## Records from a collection
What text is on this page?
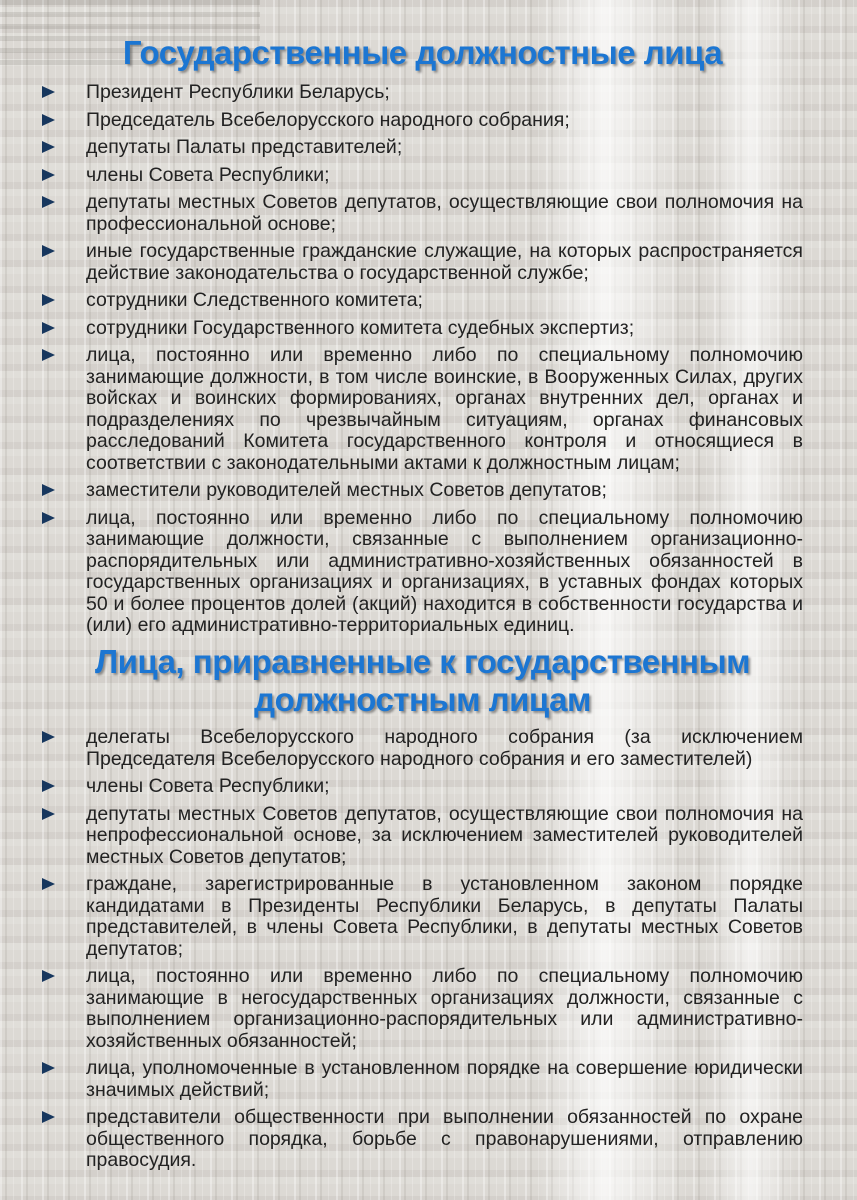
Государственные должностные лица
Президент Республики Беларусь;
Председатель Всебелорусского народного собрания;
депутаты Палаты представителей;
члены Совета Республики;
депутаты местных Советов депутатов, осуществляющие свои полномочия на профессиональной основе;
иные государственные гражданские служащие, на которых распространяется действие законодательства о государственной службе;
сотрудники Следственного комитета;
сотрудники Государственного комитета судебных экспертиз;
лица, постоянно или временно либо по специальному полномочию занимающие должности, в том числе воинские, в Вооруженных Силах, других войсках и воинских формированиях, органах внутренних дел, органах и подразделениях по чрезвычайным ситуациям, органах финансовых расследований Комитета государственного контроля и относящиеся в соответствии с законодательными актами к должностным лицам;
заместители руководителей местных Советов депутатов;
лица, постоянно или временно либо по специальному полномочию занимающие должности, связанные с выполнением организационно-распорядительных или административно-хозяйственных обязанностей в государственных организациях и организациях, в уставных фондах которых 50 и более процентов долей (акций) находится в собственности государства и (или) его административно-территориальных единиц.
Лица, приравненные к государственным должностным лицам
делегаты Всебелорусского народного собрания (за исключением Председателя Всебелорусского народного собрания и его заместителей)
члены Совета Республики;
депутаты местных Советов депутатов, осуществляющие свои полномочия на непрофессиональной основе, за исключением заместителей руководителей местных Советов депутатов;
граждане, зарегистрированные в установленном законом порядке кандидатами в Президенты Республики Беларусь, в депутаты Палаты представителей, в члены Совета Республики, в депутаты местных Советов депутатов;
лица, постоянно или временно либо по специальному полномочию занимающие в негосударственных организациях должности, связанные с выполнением организационно-распорядительных или административно-хозяйственных обязанностей;
лица, уполномоченные в установленном порядке на совершение юридически значимых действий;
представители общественности при выполнении обязанностей по охране общественного порядка, борьбе с правонарушениями, отправлению правосудия.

## Work to do
Repeat the listing above exactly, with no pictures.

## Reply
What text is on this page?
Государственные должностные лица
Президент Республики Беларусь;
Председатель Всебелорусского народного собрания;
депутаты Палаты представителей;
члены Совета Республики;
депутаты местных Советов депутатов, осуществляющие свои полномочия на профессиональной основе;
иные государственные гражданские служащие, на которых распространяется действие законодательства о государственной службе;
сотрудники Следственного комитета;
сотрудники Государственного комитета судебных экспертиз;
лица, постоянно или временно либо по специальному полномочию занимающие должности, в том числе воинские, в Вооруженных Силах, других войсках и воинских формированиях, органах внутренних дел, органах и подразделениях по чрезвычайным ситуациям, органах финансовых расследований Комитета государственного контроля и относящиеся в соответствии с законодательными актами к должностным лицам;
заместители руководителей местных Советов депутатов;
лица, постоянно или временно либо по специальному полномочию занимающие должности, связанные с выполнением организационно-распорядительных или административно-хозяйственных обязанностей в государственных организациях и организациях, в уставных фондах которых 50 и более процентов долей (акций) находится в собственности государства и (или) его административно-территориальных единиц.
Лица, приравненные к государственным должностным лицам
делегаты Всебелорусского народного собрания (за исключением Председателя Всебелорусского народного собрания и его заместителей)
члены Совета Республики;
депутаты местных Советов депутатов, осуществляющие свои полномочия на непрофессиональной основе, за исключением заместителей руководителей местных Советов депутатов;
граждане, зарегистрированные в установленном законом порядке кандидатами в Президенты Республики Беларусь, в депутаты Палаты представителей, в члены Совета Республики, в депутаты местных Советов депутатов;
лица, постоянно или временно либо по специальному полномочию занимающие в негосударственных организациях должности, связанные с выполнением организационно-распорядительных или административно-хозяйственных обязанностей;
лица, уполномоченные в установленном порядке на совершение юридически значимых действий;
представители общественности при выполнении обязанностей по охране общественного порядка, борьбе с правонарушениями, отправлению правосудия.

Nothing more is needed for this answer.